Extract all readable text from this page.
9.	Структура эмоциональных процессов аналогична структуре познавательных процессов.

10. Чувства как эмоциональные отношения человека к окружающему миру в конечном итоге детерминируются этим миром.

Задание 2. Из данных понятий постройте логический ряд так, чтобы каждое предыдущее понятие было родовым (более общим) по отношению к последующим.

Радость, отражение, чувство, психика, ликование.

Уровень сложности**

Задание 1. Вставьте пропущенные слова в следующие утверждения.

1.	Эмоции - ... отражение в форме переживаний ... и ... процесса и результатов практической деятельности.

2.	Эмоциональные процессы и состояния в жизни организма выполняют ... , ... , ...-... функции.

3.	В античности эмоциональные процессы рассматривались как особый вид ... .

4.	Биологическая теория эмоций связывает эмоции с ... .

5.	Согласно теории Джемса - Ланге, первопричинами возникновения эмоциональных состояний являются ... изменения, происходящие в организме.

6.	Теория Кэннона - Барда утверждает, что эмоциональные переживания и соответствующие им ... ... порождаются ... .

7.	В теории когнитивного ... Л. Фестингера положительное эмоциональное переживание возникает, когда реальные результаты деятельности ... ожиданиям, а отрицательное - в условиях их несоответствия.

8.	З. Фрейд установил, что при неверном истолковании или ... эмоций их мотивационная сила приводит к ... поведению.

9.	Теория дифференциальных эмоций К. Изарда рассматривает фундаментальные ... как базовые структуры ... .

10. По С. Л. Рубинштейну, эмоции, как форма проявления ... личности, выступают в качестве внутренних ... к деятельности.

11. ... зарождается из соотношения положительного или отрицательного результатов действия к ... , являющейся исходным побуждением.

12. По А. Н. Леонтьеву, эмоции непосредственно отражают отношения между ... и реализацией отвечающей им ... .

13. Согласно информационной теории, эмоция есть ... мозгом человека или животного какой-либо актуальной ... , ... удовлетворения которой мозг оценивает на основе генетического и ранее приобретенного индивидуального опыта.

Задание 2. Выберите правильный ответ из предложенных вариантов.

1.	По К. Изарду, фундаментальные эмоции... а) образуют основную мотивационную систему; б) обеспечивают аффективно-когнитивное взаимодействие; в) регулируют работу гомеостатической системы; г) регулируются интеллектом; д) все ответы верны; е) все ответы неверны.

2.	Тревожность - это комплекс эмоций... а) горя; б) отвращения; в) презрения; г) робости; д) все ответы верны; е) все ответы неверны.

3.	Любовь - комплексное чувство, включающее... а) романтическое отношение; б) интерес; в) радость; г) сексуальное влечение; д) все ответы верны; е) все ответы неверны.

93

━━━━━━━━

List every line above that holds the word "человека".

10. Чувства как эмоциональные отношения человека к окружающему миру в конечном итоге детерминируются этим миром.
13. Согласно информационной теории, эмоция есть ... мозгом человека или животного какой-либо актуальной ... , ... удовлетворения которой мозг оценивает на основе генетического и ранее приобретенного индивидуального опыта.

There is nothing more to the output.